(SOURCE DATA)
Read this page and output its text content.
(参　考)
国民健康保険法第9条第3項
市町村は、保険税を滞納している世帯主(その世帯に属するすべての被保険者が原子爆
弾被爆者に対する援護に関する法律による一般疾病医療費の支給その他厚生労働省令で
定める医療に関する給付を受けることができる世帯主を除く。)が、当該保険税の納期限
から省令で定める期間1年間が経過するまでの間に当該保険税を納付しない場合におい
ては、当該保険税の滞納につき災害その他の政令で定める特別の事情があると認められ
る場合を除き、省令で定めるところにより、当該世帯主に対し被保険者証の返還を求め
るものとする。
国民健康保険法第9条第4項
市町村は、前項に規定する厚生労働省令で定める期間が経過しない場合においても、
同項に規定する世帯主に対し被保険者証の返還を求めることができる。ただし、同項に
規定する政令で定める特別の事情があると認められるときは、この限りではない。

(PROBLEM DESCRIPTION) Please output the entire listing exactly as it stands.

(TASK RESULT)
Read this page and output its text content.
(参　考)
国民健康保険法第9条第3項
市町村は、保険税を滞納している世帯主(その世帯に属するすべての被保険者が原子爆
弾被爆者に対する援護に関する法律による一般疾病医療費の支給その他厚生労働省令で
定める医療に関する給付を受けることができる世帯主を除く。)が、当該保険税の納期限
から省令で定める期間1年間が経過するまでの間に当該保険税を納付しない場合におい
ては、当該保険税の滞納につき災害その他の政令で定める特別の事情があると認められ
る場合を除き、省令で定めるところにより、当該世帯主に対し被保険者証の返還を求め
るものとする。
国民健康保険法第9条第4項
市町村は、前項に規定する厚生労働省令で定める期間が経過しない場合においても、
同項に規定する世帯主に対し被保険者証の返還を求めることができる。ただし、同項に
規定する政令で定める特別の事情があると認められるときは、この限りではない。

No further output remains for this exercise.